Task goal: Go through the entries below and pick out every line with "ylabel".

(Figure dataset records)

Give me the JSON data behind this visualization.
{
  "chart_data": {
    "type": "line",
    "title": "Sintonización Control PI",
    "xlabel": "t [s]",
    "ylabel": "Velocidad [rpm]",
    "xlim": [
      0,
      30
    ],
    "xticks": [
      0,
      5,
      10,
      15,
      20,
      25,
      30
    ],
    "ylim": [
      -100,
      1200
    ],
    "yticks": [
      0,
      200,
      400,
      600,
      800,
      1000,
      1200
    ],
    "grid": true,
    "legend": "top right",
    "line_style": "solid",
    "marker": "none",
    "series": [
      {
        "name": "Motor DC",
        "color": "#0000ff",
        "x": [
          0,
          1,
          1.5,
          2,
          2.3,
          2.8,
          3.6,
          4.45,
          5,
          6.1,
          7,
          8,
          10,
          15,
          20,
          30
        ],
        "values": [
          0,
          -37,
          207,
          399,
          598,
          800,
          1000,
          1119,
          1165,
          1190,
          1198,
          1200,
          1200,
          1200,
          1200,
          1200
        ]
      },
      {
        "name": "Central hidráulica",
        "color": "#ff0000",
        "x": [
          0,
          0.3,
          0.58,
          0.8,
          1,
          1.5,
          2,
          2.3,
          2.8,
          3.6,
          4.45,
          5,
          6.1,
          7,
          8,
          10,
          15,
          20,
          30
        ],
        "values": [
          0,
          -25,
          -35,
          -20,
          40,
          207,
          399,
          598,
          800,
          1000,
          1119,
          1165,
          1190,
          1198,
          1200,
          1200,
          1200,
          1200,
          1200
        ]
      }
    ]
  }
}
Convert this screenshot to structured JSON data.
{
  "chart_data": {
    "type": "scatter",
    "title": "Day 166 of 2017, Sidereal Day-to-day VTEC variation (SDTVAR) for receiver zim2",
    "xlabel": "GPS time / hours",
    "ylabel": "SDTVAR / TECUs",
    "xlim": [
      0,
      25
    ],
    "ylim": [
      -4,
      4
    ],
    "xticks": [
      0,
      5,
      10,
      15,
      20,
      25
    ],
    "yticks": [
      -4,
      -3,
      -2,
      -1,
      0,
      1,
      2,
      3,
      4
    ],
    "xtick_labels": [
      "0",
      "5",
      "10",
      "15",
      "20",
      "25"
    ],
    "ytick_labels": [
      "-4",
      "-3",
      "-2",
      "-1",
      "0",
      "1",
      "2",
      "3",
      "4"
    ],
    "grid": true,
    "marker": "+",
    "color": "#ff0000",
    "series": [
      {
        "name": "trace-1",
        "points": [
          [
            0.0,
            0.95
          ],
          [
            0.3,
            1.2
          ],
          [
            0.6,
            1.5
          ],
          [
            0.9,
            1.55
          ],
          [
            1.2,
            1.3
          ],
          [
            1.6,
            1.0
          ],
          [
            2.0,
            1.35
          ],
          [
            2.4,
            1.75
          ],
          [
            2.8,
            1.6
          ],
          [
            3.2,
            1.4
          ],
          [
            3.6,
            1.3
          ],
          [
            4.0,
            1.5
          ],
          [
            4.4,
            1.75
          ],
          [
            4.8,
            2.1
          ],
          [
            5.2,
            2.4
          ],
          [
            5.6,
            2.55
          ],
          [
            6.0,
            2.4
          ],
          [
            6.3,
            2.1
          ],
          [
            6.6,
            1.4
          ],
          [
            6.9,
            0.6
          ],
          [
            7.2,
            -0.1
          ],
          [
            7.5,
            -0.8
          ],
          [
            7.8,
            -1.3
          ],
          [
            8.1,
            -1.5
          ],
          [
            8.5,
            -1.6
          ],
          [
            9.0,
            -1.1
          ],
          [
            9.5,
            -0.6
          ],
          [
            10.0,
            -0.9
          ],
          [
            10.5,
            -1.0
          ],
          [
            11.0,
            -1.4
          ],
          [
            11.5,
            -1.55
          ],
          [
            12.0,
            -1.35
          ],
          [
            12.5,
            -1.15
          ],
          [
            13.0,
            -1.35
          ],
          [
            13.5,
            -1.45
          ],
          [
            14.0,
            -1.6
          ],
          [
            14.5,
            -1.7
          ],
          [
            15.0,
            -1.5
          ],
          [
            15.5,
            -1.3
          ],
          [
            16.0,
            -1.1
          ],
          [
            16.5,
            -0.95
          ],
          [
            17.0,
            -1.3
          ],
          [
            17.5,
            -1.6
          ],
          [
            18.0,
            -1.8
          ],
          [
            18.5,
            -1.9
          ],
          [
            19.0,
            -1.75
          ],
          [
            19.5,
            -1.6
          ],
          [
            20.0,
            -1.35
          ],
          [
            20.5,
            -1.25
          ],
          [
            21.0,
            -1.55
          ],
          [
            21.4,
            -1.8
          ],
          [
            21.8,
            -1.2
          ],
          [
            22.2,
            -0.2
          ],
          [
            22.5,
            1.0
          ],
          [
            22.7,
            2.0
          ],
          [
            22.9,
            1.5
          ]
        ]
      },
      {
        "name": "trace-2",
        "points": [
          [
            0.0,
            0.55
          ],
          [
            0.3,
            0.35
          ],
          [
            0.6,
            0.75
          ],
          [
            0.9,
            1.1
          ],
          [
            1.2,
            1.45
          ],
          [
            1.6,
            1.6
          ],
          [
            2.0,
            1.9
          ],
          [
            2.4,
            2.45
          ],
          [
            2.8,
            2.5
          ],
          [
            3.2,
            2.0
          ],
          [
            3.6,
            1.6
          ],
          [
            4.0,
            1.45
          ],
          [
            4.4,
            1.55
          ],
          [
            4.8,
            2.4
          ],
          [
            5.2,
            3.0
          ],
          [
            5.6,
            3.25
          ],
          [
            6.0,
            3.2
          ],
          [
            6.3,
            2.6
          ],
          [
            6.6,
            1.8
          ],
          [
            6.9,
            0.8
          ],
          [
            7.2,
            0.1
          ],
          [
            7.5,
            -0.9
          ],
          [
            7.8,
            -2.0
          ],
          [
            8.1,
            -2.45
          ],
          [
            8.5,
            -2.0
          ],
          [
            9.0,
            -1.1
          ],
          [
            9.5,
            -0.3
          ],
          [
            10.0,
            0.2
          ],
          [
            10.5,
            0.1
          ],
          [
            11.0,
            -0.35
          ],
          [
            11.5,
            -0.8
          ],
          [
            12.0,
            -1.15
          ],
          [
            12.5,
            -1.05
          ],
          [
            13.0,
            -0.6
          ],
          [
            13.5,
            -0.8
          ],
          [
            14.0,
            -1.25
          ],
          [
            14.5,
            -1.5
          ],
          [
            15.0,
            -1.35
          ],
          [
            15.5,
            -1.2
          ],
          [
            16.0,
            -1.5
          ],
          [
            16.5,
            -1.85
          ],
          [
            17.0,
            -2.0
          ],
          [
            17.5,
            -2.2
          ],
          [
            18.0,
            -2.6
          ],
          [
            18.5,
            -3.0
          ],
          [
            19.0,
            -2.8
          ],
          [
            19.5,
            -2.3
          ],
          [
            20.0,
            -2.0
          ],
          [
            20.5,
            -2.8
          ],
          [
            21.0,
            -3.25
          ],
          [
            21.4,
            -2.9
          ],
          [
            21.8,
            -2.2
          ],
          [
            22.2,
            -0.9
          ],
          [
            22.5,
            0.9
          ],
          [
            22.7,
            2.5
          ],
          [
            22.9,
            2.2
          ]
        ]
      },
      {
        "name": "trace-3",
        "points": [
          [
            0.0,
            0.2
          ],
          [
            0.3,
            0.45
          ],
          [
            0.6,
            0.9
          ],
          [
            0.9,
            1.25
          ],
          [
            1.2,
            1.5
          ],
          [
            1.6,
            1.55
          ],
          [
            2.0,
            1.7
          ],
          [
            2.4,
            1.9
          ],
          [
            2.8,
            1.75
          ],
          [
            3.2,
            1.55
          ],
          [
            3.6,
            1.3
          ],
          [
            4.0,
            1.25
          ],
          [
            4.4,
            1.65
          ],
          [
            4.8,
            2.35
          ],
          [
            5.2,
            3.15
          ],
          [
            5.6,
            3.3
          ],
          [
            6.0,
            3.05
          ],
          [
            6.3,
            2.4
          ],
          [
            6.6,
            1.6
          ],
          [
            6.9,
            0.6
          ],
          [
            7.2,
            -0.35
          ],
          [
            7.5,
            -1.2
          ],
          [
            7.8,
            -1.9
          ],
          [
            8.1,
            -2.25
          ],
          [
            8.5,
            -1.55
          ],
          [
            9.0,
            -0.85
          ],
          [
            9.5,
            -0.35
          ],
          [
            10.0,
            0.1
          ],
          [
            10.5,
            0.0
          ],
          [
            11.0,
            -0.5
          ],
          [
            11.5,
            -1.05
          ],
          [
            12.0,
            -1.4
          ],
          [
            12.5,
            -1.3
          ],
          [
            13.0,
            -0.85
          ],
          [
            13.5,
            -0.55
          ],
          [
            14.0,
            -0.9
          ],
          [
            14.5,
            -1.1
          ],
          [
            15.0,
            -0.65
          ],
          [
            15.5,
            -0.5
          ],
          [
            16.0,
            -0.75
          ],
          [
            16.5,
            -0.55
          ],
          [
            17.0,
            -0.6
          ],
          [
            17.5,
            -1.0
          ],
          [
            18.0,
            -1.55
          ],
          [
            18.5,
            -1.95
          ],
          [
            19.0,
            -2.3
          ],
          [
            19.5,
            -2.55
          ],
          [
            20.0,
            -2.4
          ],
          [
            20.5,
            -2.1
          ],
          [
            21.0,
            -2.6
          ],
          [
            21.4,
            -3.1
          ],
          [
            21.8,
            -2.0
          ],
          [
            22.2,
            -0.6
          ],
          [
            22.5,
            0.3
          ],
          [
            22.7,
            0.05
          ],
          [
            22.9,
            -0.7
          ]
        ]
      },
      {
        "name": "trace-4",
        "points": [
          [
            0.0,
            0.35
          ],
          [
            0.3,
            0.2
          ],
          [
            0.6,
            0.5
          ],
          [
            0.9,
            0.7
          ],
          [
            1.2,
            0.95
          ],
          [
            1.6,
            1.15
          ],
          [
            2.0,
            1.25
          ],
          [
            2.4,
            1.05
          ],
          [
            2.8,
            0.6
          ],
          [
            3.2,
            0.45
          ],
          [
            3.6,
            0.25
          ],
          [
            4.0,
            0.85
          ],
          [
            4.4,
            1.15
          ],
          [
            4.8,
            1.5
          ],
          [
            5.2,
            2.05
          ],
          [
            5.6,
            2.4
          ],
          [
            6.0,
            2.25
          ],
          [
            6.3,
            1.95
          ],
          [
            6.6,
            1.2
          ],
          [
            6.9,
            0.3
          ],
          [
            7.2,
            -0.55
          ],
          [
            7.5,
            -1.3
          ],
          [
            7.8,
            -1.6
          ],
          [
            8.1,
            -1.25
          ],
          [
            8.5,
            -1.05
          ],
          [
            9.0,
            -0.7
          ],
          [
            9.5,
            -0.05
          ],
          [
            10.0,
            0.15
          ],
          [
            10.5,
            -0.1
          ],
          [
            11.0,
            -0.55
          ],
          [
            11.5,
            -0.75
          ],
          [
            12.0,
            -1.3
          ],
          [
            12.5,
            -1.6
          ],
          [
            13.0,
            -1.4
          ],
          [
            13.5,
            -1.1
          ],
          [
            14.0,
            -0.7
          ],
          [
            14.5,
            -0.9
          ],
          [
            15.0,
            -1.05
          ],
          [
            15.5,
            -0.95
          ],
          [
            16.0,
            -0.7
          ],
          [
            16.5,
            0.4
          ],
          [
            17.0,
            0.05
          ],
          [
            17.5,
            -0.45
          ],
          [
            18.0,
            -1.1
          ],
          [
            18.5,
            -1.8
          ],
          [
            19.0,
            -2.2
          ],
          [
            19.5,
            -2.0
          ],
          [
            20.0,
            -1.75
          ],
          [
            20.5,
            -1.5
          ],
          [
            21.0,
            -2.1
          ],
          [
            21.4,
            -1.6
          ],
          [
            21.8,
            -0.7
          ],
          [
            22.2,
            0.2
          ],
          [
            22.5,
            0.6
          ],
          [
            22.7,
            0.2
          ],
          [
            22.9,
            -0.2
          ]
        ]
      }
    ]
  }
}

Output below:
    "ylabel": "Velocidad [rpm]",
    "ylabel": "SDTVAR / TECUs",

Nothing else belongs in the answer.